● WHAT IS EXPECTED
Search the records for "text". Copy every line where it appears.

● DATASET
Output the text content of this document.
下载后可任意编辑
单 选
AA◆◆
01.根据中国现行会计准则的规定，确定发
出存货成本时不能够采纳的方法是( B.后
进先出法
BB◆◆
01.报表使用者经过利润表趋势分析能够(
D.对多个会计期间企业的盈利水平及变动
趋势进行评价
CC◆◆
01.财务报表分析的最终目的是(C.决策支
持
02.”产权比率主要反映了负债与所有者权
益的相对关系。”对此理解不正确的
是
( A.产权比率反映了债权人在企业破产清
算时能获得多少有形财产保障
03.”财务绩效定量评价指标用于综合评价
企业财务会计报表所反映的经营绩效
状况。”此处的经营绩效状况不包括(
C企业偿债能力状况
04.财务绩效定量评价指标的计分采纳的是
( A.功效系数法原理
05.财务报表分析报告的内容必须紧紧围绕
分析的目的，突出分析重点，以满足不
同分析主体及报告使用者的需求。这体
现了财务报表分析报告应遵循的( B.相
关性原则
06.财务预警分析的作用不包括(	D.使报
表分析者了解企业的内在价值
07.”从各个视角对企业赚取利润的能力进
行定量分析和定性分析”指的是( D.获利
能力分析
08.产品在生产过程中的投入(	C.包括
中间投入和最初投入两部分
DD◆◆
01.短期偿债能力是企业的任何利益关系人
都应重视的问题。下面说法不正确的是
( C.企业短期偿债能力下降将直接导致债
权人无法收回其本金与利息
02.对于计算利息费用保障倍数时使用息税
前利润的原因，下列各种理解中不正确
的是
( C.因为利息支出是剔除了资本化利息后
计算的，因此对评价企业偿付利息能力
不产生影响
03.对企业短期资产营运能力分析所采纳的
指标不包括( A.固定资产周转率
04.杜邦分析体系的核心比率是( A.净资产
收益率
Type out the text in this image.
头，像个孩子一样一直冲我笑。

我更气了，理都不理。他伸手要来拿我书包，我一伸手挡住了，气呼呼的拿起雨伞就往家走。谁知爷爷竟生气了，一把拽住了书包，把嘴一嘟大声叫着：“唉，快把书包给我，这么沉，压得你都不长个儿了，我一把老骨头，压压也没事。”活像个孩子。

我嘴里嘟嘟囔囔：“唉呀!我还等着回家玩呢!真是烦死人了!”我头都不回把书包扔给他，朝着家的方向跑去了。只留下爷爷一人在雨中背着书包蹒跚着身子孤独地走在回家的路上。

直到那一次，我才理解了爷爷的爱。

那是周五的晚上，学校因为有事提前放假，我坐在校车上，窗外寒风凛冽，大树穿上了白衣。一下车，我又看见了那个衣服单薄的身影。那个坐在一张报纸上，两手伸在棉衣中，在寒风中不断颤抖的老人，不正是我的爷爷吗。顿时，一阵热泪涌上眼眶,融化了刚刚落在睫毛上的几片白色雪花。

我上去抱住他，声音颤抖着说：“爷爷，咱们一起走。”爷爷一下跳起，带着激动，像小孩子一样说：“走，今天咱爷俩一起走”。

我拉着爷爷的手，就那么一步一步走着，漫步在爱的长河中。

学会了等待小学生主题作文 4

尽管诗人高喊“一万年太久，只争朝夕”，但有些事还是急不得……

● THE RESPONSE
Output the text content of this document.
Type out the text in this image.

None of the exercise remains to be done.